Begin RECORD LIST

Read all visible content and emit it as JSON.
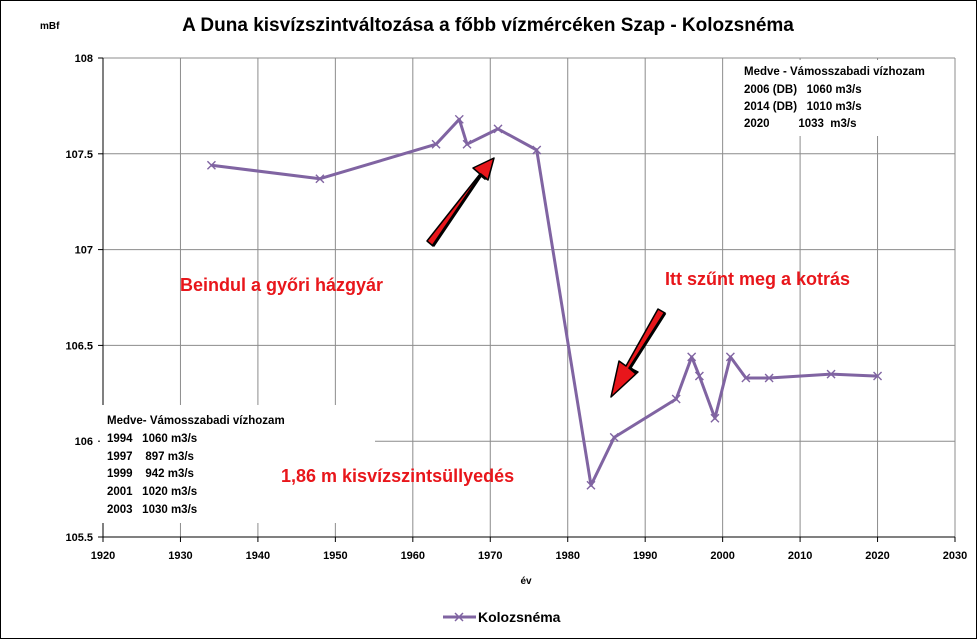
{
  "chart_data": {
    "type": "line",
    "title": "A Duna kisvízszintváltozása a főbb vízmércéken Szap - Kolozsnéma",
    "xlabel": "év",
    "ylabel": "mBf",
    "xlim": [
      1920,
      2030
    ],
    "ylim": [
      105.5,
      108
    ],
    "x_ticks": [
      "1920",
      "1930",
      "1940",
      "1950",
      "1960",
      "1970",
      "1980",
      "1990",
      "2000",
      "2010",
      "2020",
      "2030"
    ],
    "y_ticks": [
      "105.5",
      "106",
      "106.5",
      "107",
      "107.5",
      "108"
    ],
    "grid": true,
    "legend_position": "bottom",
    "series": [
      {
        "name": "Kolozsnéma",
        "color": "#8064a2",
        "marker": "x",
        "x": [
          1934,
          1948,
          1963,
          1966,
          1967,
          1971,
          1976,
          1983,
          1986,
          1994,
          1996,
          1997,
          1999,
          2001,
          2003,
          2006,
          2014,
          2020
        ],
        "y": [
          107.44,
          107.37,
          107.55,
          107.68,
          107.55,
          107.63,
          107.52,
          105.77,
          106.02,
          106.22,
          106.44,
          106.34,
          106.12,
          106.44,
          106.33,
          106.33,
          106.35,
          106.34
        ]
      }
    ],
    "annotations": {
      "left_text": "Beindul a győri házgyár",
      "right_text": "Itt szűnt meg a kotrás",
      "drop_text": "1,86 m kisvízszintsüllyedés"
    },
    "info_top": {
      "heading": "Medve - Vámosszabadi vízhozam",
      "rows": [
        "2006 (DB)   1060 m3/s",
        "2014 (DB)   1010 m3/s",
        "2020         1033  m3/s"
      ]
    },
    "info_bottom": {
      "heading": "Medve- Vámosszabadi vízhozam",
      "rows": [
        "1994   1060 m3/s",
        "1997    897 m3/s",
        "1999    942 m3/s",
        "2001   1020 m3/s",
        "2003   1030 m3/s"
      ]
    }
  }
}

End RECORD LIST

Go through the records and pull out each line that includes the word "heading".

● **THE SOLUTION**
      "heading": "Medve - Vámosszabadi vízhozam",
      "heading": "Medve- Vámosszabadi vízhozam",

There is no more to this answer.